+++ Material provided +++
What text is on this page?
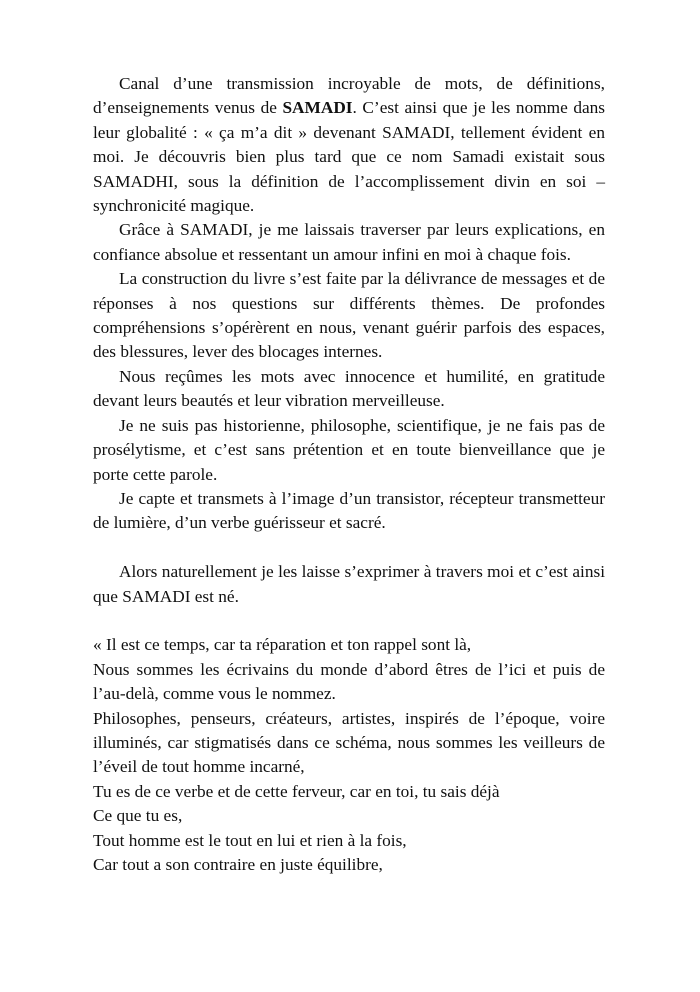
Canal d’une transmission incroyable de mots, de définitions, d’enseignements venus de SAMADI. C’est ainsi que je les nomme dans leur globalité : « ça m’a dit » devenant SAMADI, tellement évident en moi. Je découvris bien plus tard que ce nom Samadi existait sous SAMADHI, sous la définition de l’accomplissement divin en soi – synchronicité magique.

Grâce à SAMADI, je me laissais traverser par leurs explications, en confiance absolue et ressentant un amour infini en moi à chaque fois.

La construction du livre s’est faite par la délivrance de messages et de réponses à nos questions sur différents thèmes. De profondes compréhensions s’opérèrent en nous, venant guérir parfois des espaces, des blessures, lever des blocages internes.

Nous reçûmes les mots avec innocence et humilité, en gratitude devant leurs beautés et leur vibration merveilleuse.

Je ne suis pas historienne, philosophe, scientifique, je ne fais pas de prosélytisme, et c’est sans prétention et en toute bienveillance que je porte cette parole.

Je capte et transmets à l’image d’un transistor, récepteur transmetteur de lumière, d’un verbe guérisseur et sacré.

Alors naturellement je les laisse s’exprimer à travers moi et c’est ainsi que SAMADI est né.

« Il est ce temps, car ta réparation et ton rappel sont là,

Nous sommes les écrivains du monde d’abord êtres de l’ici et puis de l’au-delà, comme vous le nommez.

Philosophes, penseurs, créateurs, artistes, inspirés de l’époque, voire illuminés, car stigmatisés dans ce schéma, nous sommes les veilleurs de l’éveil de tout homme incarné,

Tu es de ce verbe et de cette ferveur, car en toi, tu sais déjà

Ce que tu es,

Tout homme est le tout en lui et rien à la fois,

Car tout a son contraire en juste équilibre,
+++
+++ Material provided +++
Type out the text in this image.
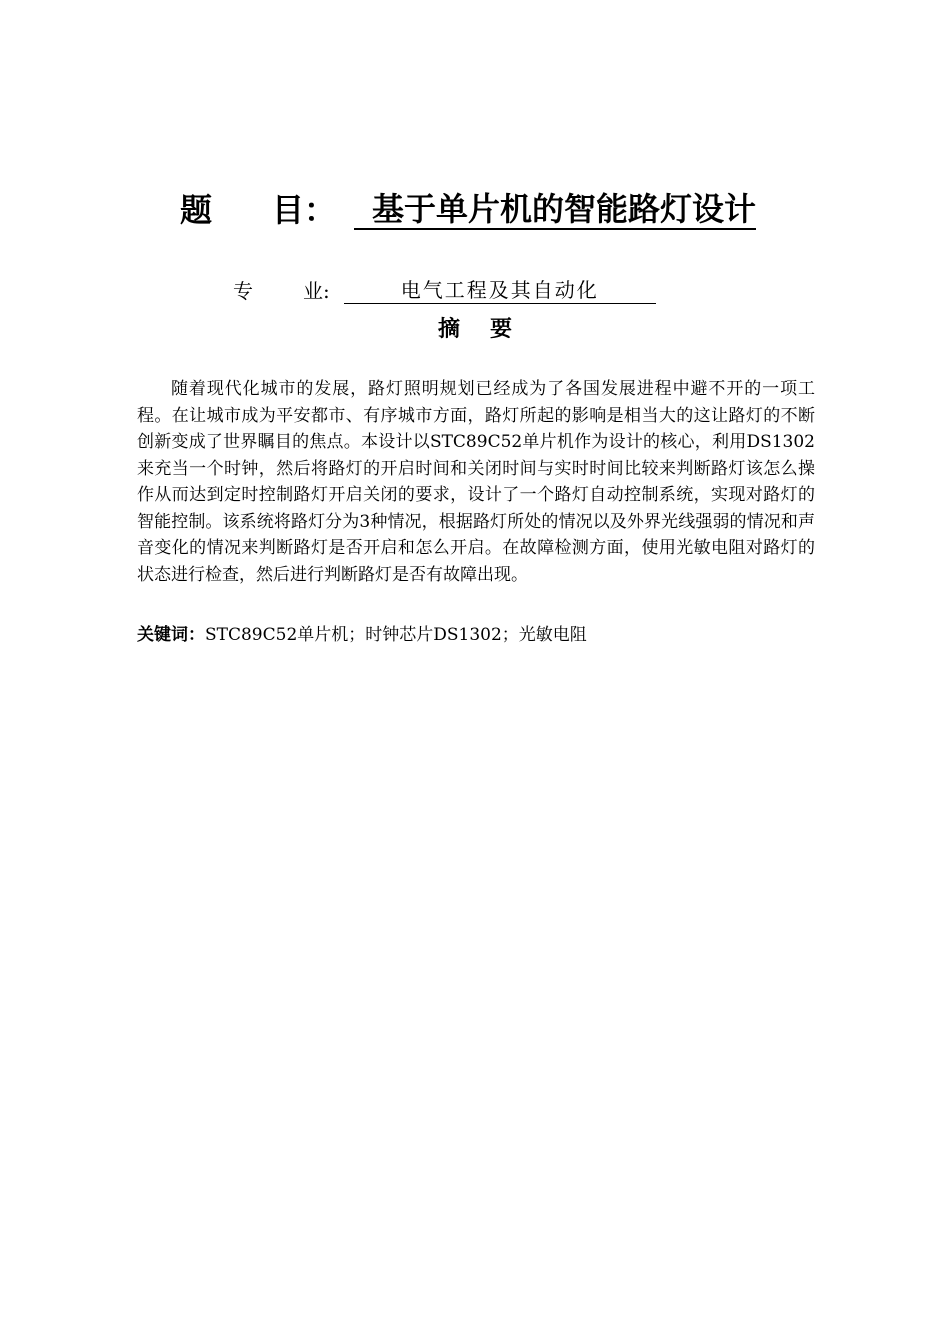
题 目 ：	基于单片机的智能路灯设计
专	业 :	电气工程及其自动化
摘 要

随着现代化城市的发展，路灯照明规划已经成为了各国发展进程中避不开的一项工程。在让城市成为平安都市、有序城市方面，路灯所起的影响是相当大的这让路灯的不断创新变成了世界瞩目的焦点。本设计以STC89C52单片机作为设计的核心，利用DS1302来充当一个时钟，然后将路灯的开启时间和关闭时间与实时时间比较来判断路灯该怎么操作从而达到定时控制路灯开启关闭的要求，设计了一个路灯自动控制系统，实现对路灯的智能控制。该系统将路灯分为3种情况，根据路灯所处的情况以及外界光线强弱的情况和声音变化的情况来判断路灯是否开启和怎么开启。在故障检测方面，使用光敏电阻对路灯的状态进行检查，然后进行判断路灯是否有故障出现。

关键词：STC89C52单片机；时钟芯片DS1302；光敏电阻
+++
Prompt ▸ Show all lines in the entries above where the word "sommes" appears.

Correct response ▸
Nous sommes les écrivains du monde d’abord êtres de l’ici et puis de l’au-delà, comme vous le nommez.
Philosophes, penseurs, créateurs, artistes, inspirés de l’époque, voire illuminés, car stigmatisés dans ce schéma, nous sommes les veilleurs de l’éveil de tout homme incarné,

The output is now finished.